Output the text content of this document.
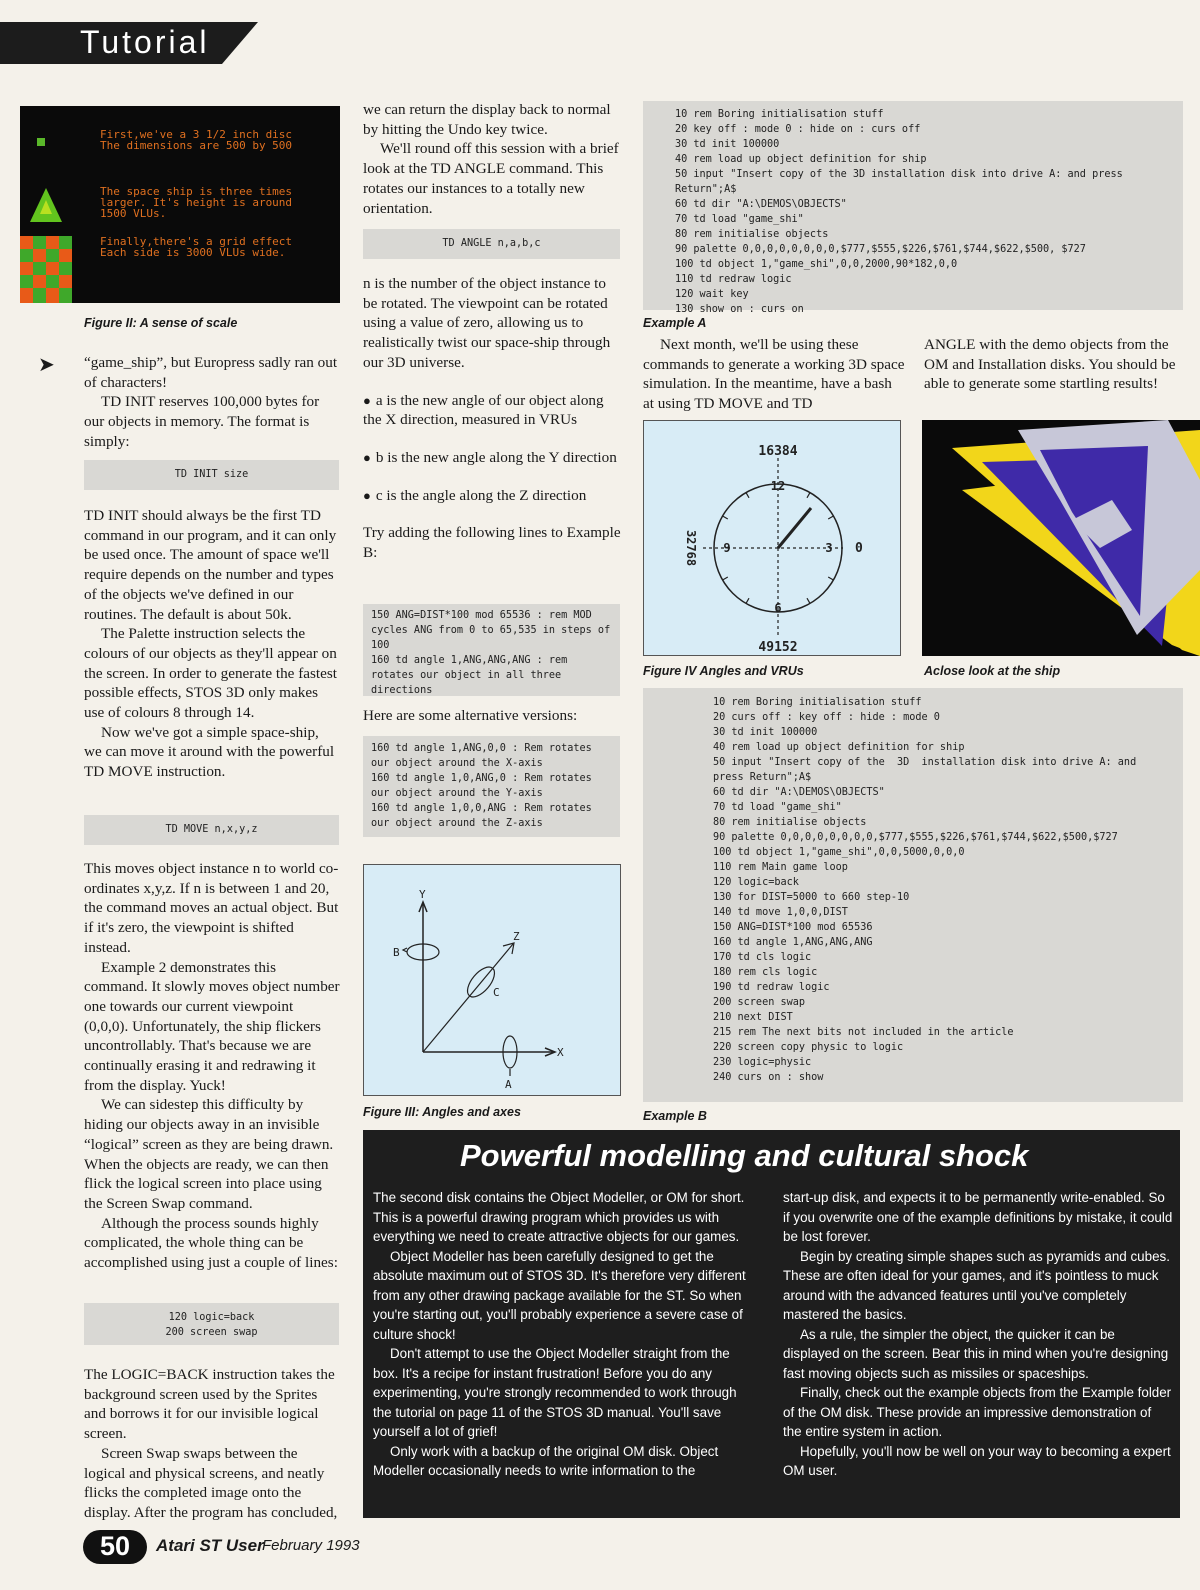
Tutorial
First,we've a 3 1/2 inch disc
The dimensions are 500 by 500
The space ship is three times
larger. It's height is around
1500 VLUs.
Finally,there's a grid effect
Each side is 3000 VLUs wide.
Figure II: A sense of scale
➤ “game_ship”, but Europress sadly ran out of characters!

TD INIT reserves 100,000 bytes for our objects in memory. The format is simply:

TD INIT size

TD INIT should always be the first TD command in our program, and it can only be used once. The amount of space we'll require depends on the number and types of the objects we've defined in our routines. The default is about 50k.

The Palette instruction selects the colours of our objects as they'll appear on the screen. In order to generate the fastest possible effects, STOS 3D only makes use of colours 8 through 14.

Now we've got a simple space-ship, we can move it around with the powerful TD MOVE instruction.

TD MOVE n,x,y,z

This moves object instance n to world co-ordinates x,y,z. If n is between 1 and 20, the command moves an actual object. But if it's zero, the viewpoint is shifted instead.

Example 2 demonstrates this command. It slowly moves object number one towards our current viewpoint (0,0,0). Unfortunately, the ship flickers uncontrollably. That's because we are continually erasing it and redrawing it from the display. Yuck!

We can sidestep this difficulty by hiding our objects away in an invisible “logical” screen as they are being drawn. When the objects are ready, we can then flick the logical screen into place using the Screen Swap command.

Although the process sounds highly complicated, the whole thing can be accomplished using just a couple of lines:

120 logic=back
200 screen swap

The LOGIC=BACK instruction takes the background screen used by the Sprites and borrows it for our invisible logical screen.

Screen Swap swaps between the logical and physical screens, and neatly flicks the completed image onto the display. After the program has concluded,

we can return the display back to normal by hitting the Undo key twice.

We'll round off this session with a brief look at the TD ANGLE command. This rotates our instances to a totally new orientation.

TD ANGLE n,a,b,c

n is the number of the object instance to be rotated. The viewpoint can be rotated using a value of zero, allowing us to realistically twist our space-ship through our 3D universe.

● a is the new angle of our object along the X direction, measured in VRUs

● b is the new angle along the Y direction

● c is the angle along the Z direction

Try adding the following lines to Example B:

150 ANG=DIST*100 mod 65536 : rem MOD cycles ANG from 0 to 65,535 in steps of 100
160 td angle 1,ANG,ANG,ANG : rem rotates our object in all three directions

Here are some alternative versions:

160 td angle 1,ANG,0,0 : Rem rotates our object around the X-axis
160 td angle 1,0,ANG,0 : Rem rotates our object around the Y-axis
160 td angle 1,0,0,ANG : Rem rotates our object around the Z-axis
Y
B
Z
C
X
A
Figure III: Angles and axes
10 rem Boring initialisation stuff
20 key off : mode 0 : hide on : curs off
30 td init 100000
40 rem load up object definition for ship
50 input "Insert copy of the 3D installation disk into drive A: and press Return";A$
60 td dir "A:\DEMOS\OBJECTS"
70 td load "game_shi"
80 rem initialise objects
90 palette 0,0,0,0,0,0,0,0,$777,$555,$226,$761,$744,$622,$500, $727
100 td object 1,"game_shi",0,0,2000,90*182,0,0
110 td redraw logic
120 wait key
130 show on : curs on
Example A

Next month, we'll be using these commands to generate a working 3D space simulation. In the meantime, have a bash at using TD MOVE and TD

ANGLE with the demo objects from the OM and Installation disks. You should be able to generate some startling results!

16384
49152
32768	0
12
3
6
9
Figure IV Angles and VRUs	Aclose look at the ship
10 rem Boring initialisation stuff
20 curs off : key off : hide : mode 0
30 td init 100000
40 rem load up object definition for ship
50 input "Insert copy of the  3D  installation disk into drive A: and
press Return";A$
60 td dir "A:\DEMOS\OBJECTS"
70 td load "game_shi"
80 rem initialise objects
90 palette 0,0,0,0,0,0,0,0,$777,$555,$226,$761,$744,$622,$500,$727
100 td object 1,"game_shi",0,0,5000,0,0,0
110 rem Main game loop
120 logic=back
130 for DIST=5000 to 660 step-10
140 td move 1,0,0,DIST
150 ANG=DIST*100 mod 65536
160 td angle 1,ANG,ANG,ANG
170 td cls logic
180 rem cls logic
190 td redraw logic
200 screen swap
210 next DIST
215 rem The next bits not included in the article
220 screen copy physic to logic
230 logic=physic
240 curs on : show
Example B
Powerful modelling and cultural shock

The second disk contains the Object Modeller, or OM for short. This is a powerful drawing program which provides us with everything we need to create attractive objects for our games.

Object Modeller has been carefully designed to get the absolute maximum out of STOS 3D. It's therefore very different from any other drawing package available for the ST. So when you're starting out, you'll probably experience a severe case of culture shock!

Don't attempt to use the Object Modeller straight from the box. It's a recipe for instant frustration! Before you do any experimenting, you're strongly recommended to work through the tutorial on page 11 of the STOS 3D manual. You'll save yourself a lot of grief!

Only work with a backup of the original OM disk. Object Modeller occasionally needs to write information to the

start-up disk, and expects it to be permanently write-enabled. So if you overwrite one of the example definitions by mistake, it could be lost forever.

Begin by creating simple shapes such as pyramids and cubes. These are often ideal for your games, and it's pointless to muck around with the advanced features until you've completely mastered the basics.

As a rule, the simpler the object, the quicker it can be displayed on the screen. Bear this in mind when you're designing fast moving objects such as missiles or spaceships.

Finally, check out the example objects from the Example folder of the OM disk. These provide an impressive demonstration of the entire system in action.

Hopefully, you'll now be well on your way to becoming a expert OM user.

50 Atari ST User
February 1993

--------------------

** REQUIRED TASK **
Reproduce the material above in full and without alteration, but skip all pictures.

** EXERCISE RESPONSE **
Output the text content of this document.
Tutorial
First,we've a 3 1/2 inch disc
The dimensions are 500 by 500
The space ship is three times
larger. It's height is around
1500 VLUs.
Finally,there's a grid effect
Each side is 3000 VLUs wide.
Figure II: A sense of scale
➤ “game_ship”, but Europress sadly ran out of characters!

TD INIT reserves 100,000 bytes for our objects in memory. The format is simply:

TD INIT size

TD INIT should always be the first TD command in our program, and it can only be used once. The amount of space we'll require depends on the number and types of the objects we've defined in our routines. The default is about 50k.

The Palette instruction selects the colours of our objects as they'll appear on the screen. In order to generate the fastest possible effects, STOS 3D only makes use of colours 8 through 14.

Now we've got a simple space-ship, we can move it around with the powerful TD MOVE instruction.

TD MOVE n,x,y,z

This moves object instance n to world co-ordinates x,y,z. If n is between 1 and 20, the command moves an actual object. But if it's zero, the viewpoint is shifted instead.

Example 2 demonstrates this command. It slowly moves object number one towards our current viewpoint (0,0,0). Unfortunately, the ship flickers uncontrollably. That's because we are continually erasing it and redrawing it from the display. Yuck!

We can sidestep this difficulty by hiding our objects away in an invisible “logical” screen as they are being drawn. When the objects are ready, we can then flick the logical screen into place using the Screen Swap command.

Although the process sounds highly complicated, the whole thing can be accomplished using just a couple of lines:

120 logic=back
200 screen swap

The LOGIC=BACK instruction takes the background screen used by the Sprites and borrows it for our invisible logical screen.

Screen Swap swaps between the logical and physical screens, and neatly flicks the completed image onto the display. After the program has concluded,

we can return the display back to normal by hitting the Undo key twice.

We'll round off this session with a brief look at the TD ANGLE command. This rotates our instances to a totally new orientation.

TD ANGLE n,a,b,c

n is the number of the object instance to be rotated. The viewpoint can be rotated using a value of zero, allowing us to realistically twist our space-ship through our 3D universe.

● a is the new angle of our object along the X direction, measured in VRUs

● b is the new angle along the Y direction

● c is the angle along the Z direction

Try adding the following lines to Example B:

150 ANG=DIST*100 mod 65536 : rem MOD cycles ANG from 0 to 65,535 in steps of 100
160 td angle 1,ANG,ANG,ANG : rem rotates our object in all three directions

Here are some alternative versions:

160 td angle 1,ANG,0,0 : Rem rotates our object around the X-axis
160 td angle 1,0,ANG,0 : Rem rotates our object around the Y-axis
160 td angle 1,0,0,ANG : Rem rotates our object around the Z-axis
Y
B
Z
C
X
A
Figure III: Angles and axes
10 rem Boring initialisation stuff
20 key off : mode 0 : hide on : curs off
30 td init 100000
40 rem load up object definition for ship
50 input "Insert copy of the 3D installation disk into drive A: and press Return";A$
60 td dir "A:\DEMOS\OBJECTS"
70 td load "game_shi"
80 rem initialise objects
90 palette 0,0,0,0,0,0,0,0,$777,$555,$226,$761,$744,$622,$500, $727
100 td object 1,"game_shi",0,0,2000,90*182,0,0
110 td redraw logic
120 wait key
130 show on : curs on
Example A

Next month, we'll be using these commands to generate a working 3D space simulation. In the meantime, have a bash at using TD MOVE and TD

ANGLE with the demo objects from the OM and Installation disks. You should be able to generate some startling results!

16384
49152
32768	0
12
3
6
9
Figure IV Angles and VRUs	Aclose look at the ship
10 rem Boring initialisation stuff
20 curs off : key off : hide : mode 0
30 td init 100000
40 rem load up object definition for ship
50 input "Insert copy of the  3D  installation disk into drive A: and
press Return";A$
60 td dir "A:\DEMOS\OBJECTS"
70 td load "game_shi"
80 rem initialise objects
90 palette 0,0,0,0,0,0,0,0,$777,$555,$226,$761,$744,$622,$500,$727
100 td object 1,"game_shi",0,0,5000,0,0,0
110 rem Main game loop
120 logic=back
130 for DIST=5000 to 660 step-10
140 td move 1,0,0,DIST
150 ANG=DIST*100 mod 65536
160 td angle 1,ANG,ANG,ANG
170 td cls logic
180 rem cls logic
190 td redraw logic
200 screen swap
210 next DIST
215 rem The next bits not included in the article
220 screen copy physic to logic
230 logic=physic
240 curs on : show
Example B
Powerful modelling and cultural shock

The second disk contains the Object Modeller, or OM for short. This is a powerful drawing program which provides us with everything we need to create attractive objects for our games.

Object Modeller has been carefully designed to get the absolute maximum out of STOS 3D. It's therefore very different from any other drawing package available for the ST. So when you're starting out, you'll probably experience a severe case of culture shock!

Don't attempt to use the Object Modeller straight from the box. It's a recipe for instant frustration! Before you do any experimenting, you're strongly recommended to work through the tutorial on page 11 of the STOS 3D manual. You'll save yourself a lot of grief!

Only work with a backup of the original OM disk. Object Modeller occasionally needs to write information to the

start-up disk, and expects it to be permanently write-enabled. So if you overwrite one of the example definitions by mistake, it could be lost forever.

Begin by creating simple shapes such as pyramids and cubes. These are often ideal for your games, and it's pointless to muck around with the advanced features until you've completely mastered the basics.

As a rule, the simpler the object, the quicker it can be displayed on the screen. Bear this in mind when you're designing fast moving objects such as missiles or spaceships.

Finally, check out the example objects from the Example folder of the OM disk. These provide an impressive demonstration of the entire system in action.

Hopefully, you'll now be well on your way to becoming a expert OM user.

50 Atari ST User
February 1993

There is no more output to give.